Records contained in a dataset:

+---+

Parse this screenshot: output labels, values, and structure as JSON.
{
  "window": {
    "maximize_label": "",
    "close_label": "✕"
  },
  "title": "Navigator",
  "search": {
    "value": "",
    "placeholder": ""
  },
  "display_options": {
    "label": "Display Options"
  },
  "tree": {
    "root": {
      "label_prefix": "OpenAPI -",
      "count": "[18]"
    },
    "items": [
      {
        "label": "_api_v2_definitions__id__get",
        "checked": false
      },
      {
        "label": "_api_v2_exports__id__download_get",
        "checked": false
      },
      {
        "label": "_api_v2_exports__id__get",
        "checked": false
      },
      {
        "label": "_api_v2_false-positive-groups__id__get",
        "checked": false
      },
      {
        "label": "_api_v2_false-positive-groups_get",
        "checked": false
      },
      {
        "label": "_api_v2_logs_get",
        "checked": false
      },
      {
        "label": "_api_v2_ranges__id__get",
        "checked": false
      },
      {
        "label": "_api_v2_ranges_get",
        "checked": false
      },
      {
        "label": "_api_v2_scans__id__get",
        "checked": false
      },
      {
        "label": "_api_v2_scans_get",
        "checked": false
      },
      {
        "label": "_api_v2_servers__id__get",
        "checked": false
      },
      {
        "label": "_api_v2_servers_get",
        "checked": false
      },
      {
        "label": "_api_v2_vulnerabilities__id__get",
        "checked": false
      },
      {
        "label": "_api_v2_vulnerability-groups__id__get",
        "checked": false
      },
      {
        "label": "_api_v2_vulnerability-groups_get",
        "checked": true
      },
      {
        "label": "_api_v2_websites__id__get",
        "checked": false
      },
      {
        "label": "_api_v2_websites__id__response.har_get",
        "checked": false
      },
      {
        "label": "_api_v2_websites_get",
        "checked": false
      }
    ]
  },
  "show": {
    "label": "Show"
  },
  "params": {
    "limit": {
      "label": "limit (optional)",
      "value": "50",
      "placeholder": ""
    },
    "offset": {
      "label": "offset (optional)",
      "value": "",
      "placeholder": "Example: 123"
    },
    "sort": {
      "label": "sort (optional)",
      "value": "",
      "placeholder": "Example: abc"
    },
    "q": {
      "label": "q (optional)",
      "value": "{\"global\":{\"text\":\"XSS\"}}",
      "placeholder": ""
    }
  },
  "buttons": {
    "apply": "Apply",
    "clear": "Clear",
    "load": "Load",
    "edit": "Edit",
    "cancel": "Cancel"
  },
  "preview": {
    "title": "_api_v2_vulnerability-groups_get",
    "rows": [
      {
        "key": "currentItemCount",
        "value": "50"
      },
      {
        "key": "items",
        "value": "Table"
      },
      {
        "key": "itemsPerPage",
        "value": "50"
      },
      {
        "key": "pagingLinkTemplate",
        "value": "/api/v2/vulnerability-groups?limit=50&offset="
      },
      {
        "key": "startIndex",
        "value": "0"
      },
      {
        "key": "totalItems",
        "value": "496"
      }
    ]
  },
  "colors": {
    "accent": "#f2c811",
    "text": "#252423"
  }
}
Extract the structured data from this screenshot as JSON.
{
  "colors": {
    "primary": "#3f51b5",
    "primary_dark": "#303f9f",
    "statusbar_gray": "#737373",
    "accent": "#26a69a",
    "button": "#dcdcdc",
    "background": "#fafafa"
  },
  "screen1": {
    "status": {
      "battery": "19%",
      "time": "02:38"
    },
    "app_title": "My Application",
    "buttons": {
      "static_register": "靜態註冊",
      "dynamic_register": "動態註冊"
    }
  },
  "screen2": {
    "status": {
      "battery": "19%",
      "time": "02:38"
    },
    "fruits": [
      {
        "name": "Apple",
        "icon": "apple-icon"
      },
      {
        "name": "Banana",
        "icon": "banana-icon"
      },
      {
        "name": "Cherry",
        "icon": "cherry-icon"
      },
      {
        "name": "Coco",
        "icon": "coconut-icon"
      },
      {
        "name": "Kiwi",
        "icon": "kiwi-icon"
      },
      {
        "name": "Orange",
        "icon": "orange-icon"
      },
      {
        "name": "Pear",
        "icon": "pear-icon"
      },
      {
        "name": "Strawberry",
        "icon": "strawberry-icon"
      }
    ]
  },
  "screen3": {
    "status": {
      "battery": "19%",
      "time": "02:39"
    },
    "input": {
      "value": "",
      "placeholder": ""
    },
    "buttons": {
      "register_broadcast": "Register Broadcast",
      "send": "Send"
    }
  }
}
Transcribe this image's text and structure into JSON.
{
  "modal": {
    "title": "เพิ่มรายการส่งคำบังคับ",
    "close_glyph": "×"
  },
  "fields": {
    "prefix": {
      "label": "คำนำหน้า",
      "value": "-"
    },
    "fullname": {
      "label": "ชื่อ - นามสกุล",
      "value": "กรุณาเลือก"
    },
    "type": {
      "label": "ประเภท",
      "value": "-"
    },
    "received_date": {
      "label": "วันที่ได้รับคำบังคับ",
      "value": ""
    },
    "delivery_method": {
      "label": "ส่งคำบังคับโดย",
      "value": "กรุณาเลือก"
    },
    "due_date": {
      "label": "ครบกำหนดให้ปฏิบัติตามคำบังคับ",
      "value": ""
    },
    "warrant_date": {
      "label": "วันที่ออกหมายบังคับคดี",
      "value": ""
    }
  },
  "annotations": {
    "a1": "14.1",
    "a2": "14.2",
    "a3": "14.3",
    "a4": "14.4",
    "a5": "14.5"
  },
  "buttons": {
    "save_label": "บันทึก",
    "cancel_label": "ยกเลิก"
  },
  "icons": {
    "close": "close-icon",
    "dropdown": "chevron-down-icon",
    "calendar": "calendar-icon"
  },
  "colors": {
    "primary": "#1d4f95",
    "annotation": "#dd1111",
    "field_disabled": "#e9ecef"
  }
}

+---+

◆ Task requirements
Pick out all the lines with the word "text" in them and copy them.

◆ Result of the exercise
      "value": "{\"global\":{\"text\":\"XSS\"}}",
    "text": "#252423"
Transcribe this image's text and structure into JSON.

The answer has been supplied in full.